[The data start]
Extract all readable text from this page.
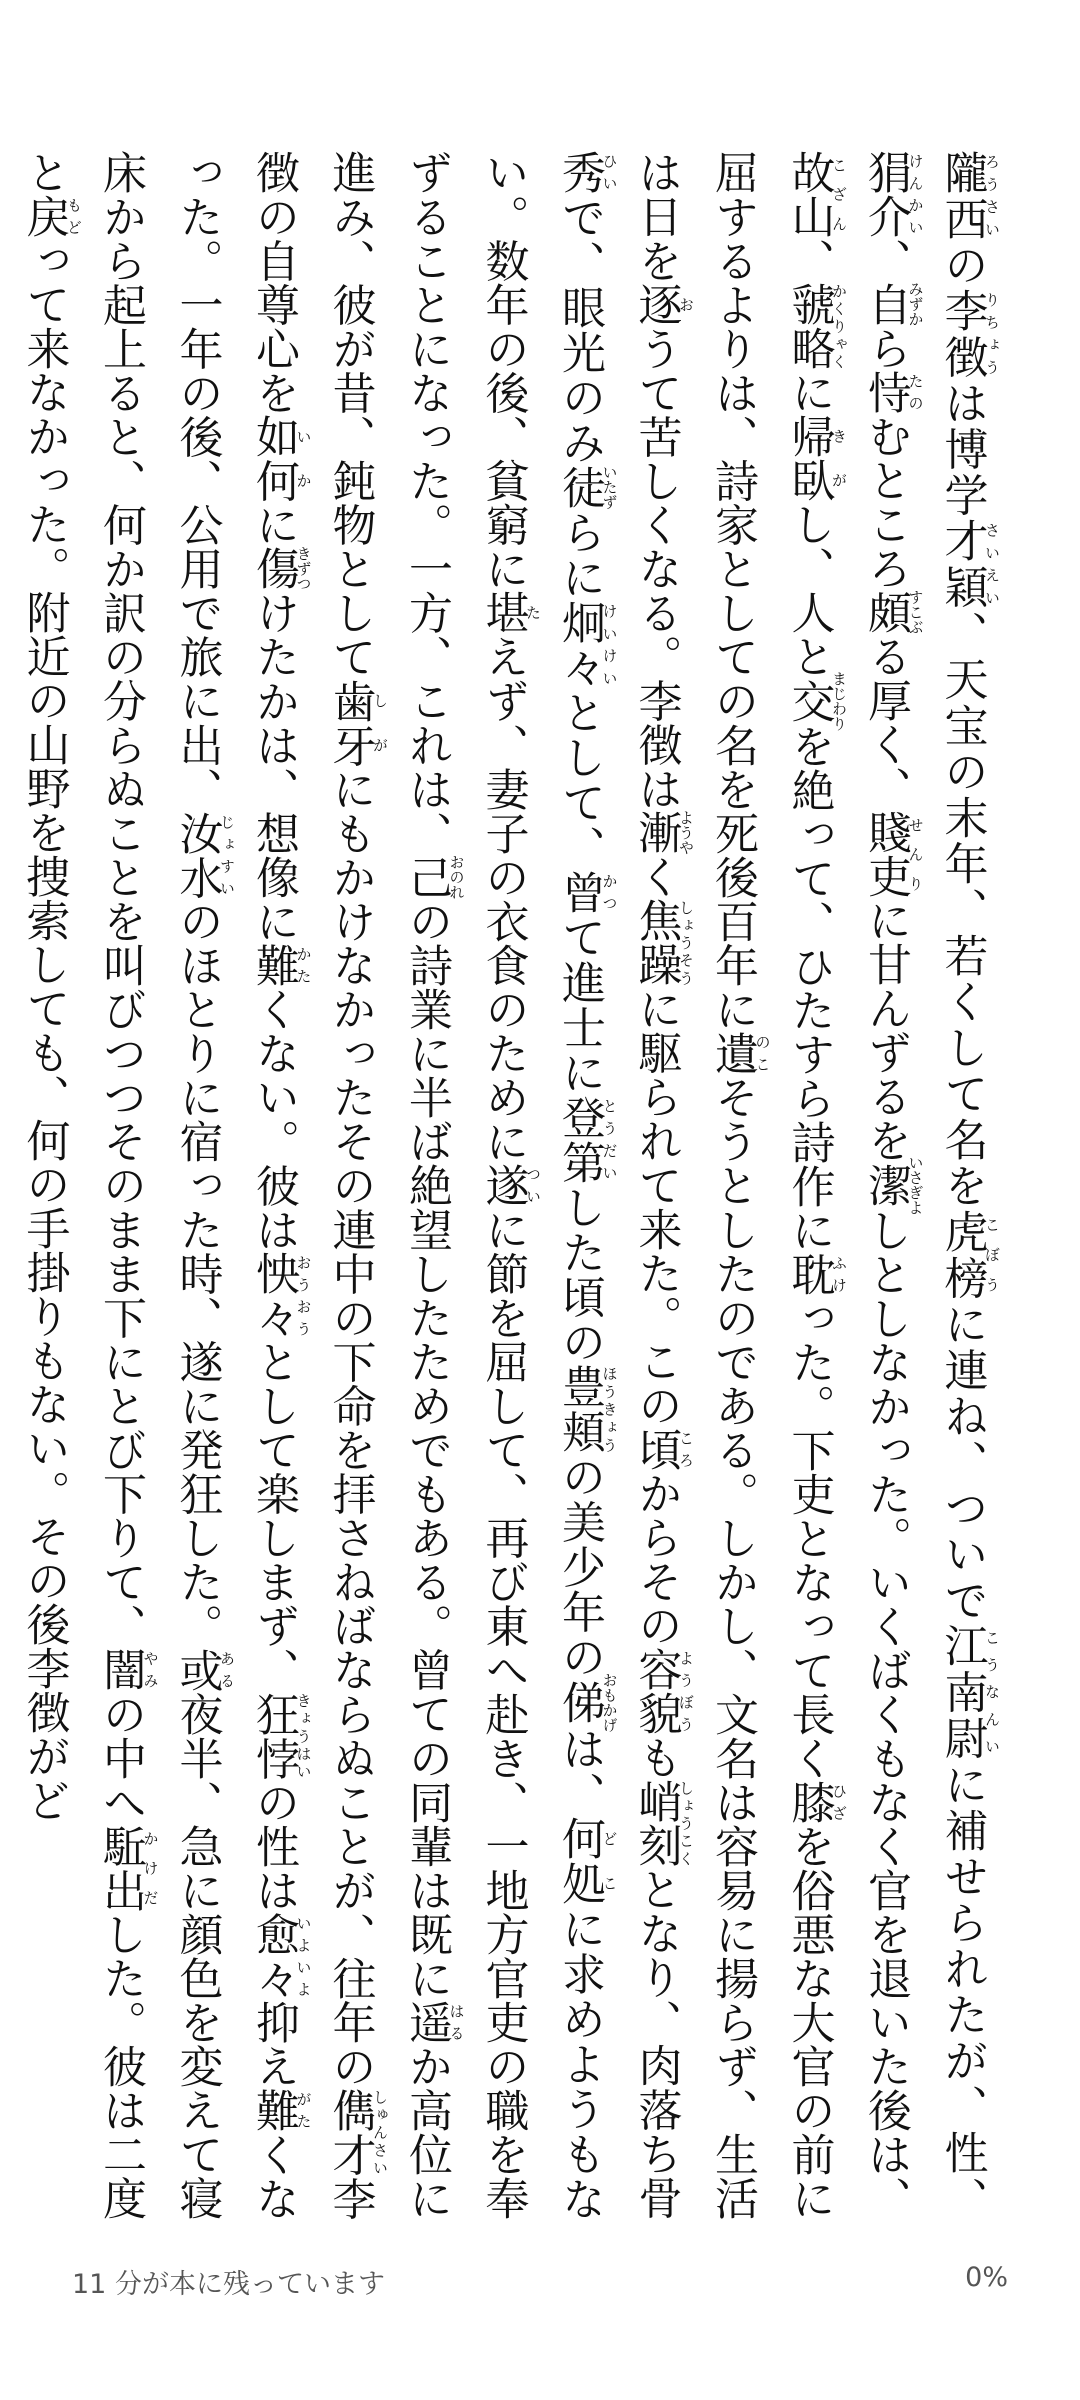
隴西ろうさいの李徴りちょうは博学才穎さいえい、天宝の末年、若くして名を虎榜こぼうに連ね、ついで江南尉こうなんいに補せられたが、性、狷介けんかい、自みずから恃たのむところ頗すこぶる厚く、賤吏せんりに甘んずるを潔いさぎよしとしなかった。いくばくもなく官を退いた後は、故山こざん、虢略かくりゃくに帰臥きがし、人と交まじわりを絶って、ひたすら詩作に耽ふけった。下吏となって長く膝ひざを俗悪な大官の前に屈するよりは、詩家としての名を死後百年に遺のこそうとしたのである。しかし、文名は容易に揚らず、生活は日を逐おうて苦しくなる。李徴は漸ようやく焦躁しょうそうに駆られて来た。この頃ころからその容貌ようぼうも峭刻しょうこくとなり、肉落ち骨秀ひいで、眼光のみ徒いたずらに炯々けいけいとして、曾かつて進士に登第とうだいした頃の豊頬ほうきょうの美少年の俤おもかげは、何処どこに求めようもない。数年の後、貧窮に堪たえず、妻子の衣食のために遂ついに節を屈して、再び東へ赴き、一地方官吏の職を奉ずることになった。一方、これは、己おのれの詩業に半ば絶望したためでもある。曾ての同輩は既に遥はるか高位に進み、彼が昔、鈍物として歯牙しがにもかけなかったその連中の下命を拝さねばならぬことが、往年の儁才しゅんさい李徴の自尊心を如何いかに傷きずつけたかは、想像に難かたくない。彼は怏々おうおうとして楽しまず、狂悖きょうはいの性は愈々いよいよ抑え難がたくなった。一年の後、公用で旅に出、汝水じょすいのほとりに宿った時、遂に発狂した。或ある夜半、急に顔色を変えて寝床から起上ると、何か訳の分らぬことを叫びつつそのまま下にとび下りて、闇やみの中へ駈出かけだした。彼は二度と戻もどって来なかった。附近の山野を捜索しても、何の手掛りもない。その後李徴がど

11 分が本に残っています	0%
[The data end]
[The data start]
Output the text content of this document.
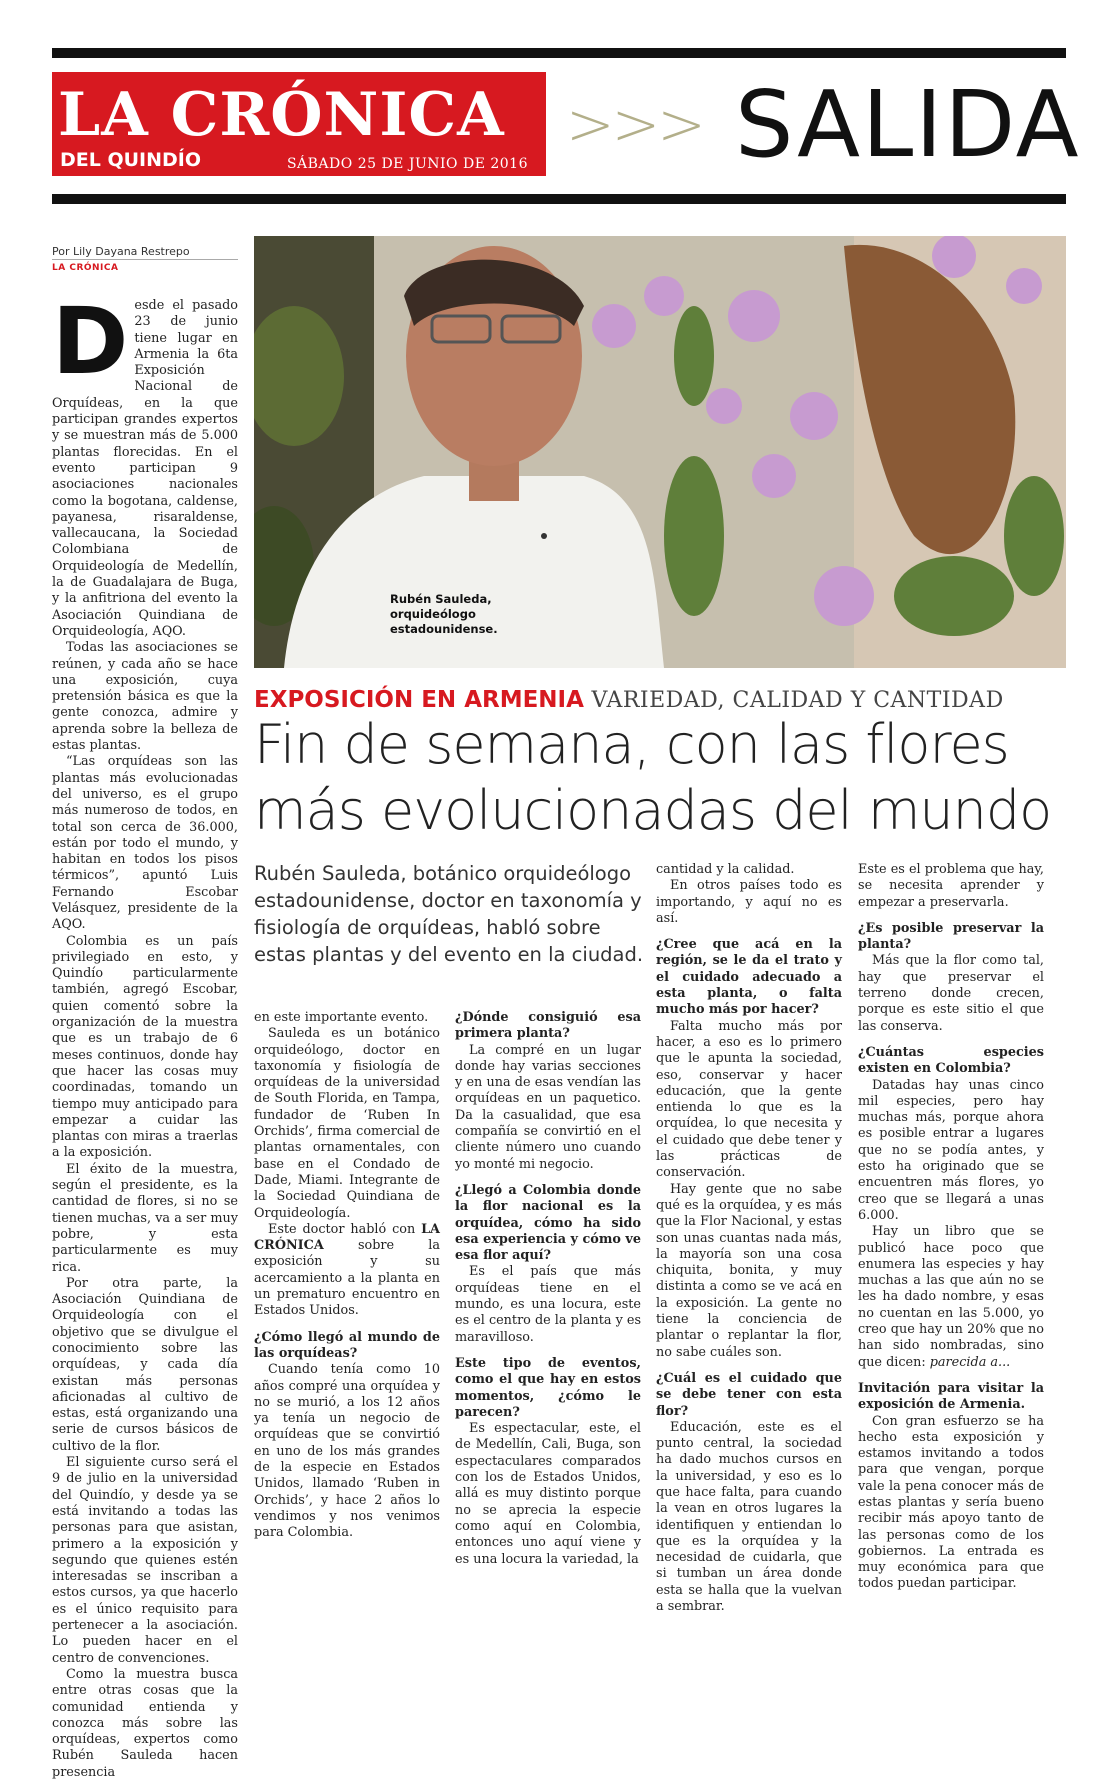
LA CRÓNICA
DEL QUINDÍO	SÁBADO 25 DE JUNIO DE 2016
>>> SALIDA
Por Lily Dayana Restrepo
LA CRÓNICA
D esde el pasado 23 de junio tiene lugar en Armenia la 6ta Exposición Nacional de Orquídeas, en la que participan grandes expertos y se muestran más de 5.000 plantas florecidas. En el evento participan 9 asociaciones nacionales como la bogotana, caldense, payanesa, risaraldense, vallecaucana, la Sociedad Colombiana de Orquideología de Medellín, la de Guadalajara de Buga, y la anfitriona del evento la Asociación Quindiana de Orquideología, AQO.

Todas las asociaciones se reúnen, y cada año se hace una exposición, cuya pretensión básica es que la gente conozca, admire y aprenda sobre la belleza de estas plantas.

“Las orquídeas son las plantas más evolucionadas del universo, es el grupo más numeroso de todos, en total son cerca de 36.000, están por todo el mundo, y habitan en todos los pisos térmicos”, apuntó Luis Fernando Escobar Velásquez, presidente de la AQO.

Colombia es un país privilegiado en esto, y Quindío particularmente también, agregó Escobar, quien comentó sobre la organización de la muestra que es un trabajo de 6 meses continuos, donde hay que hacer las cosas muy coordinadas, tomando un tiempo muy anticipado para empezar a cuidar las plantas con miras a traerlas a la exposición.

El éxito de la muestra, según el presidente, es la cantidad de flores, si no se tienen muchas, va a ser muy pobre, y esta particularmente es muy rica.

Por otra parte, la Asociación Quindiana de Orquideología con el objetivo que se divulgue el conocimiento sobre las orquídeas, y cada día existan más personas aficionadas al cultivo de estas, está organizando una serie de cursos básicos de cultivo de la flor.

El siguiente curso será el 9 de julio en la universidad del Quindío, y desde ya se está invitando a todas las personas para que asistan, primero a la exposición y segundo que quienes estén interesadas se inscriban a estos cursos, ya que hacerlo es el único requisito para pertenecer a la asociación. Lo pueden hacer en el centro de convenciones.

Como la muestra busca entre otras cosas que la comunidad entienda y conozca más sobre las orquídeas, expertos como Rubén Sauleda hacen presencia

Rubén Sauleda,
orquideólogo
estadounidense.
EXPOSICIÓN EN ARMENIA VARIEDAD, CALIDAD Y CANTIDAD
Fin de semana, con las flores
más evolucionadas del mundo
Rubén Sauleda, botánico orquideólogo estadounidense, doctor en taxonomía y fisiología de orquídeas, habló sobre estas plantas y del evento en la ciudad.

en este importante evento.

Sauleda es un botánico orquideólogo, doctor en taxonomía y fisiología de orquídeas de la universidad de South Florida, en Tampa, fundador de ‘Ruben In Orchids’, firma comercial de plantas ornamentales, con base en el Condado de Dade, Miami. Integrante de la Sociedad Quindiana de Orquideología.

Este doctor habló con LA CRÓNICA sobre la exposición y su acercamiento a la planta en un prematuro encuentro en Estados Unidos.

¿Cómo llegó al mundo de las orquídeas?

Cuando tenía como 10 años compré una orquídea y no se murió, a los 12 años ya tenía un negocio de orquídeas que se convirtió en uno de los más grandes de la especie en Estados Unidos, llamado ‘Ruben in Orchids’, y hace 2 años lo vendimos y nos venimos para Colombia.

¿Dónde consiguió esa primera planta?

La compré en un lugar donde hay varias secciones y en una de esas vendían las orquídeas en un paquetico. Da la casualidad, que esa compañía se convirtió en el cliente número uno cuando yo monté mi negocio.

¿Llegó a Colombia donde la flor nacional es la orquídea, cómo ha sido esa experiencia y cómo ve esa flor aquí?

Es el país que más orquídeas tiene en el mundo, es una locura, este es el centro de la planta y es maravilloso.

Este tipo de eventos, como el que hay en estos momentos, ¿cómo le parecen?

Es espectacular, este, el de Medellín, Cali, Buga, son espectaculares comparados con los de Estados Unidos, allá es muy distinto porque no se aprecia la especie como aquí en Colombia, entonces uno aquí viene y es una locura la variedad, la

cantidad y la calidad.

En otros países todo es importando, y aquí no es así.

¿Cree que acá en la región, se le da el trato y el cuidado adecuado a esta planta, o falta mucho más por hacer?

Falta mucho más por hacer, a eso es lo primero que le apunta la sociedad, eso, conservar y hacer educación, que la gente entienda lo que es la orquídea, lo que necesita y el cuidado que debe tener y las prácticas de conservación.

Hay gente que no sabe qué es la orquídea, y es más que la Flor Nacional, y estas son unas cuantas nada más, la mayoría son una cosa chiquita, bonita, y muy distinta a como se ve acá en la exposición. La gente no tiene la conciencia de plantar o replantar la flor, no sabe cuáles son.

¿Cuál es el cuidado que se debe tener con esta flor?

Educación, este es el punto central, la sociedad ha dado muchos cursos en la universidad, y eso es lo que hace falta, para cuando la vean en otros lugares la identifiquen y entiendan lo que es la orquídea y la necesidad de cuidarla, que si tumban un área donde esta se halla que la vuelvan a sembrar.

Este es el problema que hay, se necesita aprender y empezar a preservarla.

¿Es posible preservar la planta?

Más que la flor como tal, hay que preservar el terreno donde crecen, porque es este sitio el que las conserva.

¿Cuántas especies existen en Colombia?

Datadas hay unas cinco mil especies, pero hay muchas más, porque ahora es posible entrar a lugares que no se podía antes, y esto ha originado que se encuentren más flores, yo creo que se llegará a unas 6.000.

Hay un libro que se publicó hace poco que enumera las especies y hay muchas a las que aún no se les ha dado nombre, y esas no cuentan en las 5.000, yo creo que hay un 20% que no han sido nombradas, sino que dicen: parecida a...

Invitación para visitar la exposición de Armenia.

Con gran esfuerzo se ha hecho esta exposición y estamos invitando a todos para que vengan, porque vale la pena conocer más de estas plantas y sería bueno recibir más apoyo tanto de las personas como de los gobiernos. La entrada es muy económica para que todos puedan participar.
[The data end]
▸ **Given problem**: Copy out all lines above that include the string "evolucionadas".

▸ **The completed task**:
“Las orquídeas son las plantas más evolucionadas del universo, es el grupo más numeroso de todos, en total son cerca de 36.000, están por todo el mundo, y habitan en todos los pisos térmicos”, apuntó Luis Fernando Escobar Velásquez, presidente de la AQO.
más evolucionadas del mundo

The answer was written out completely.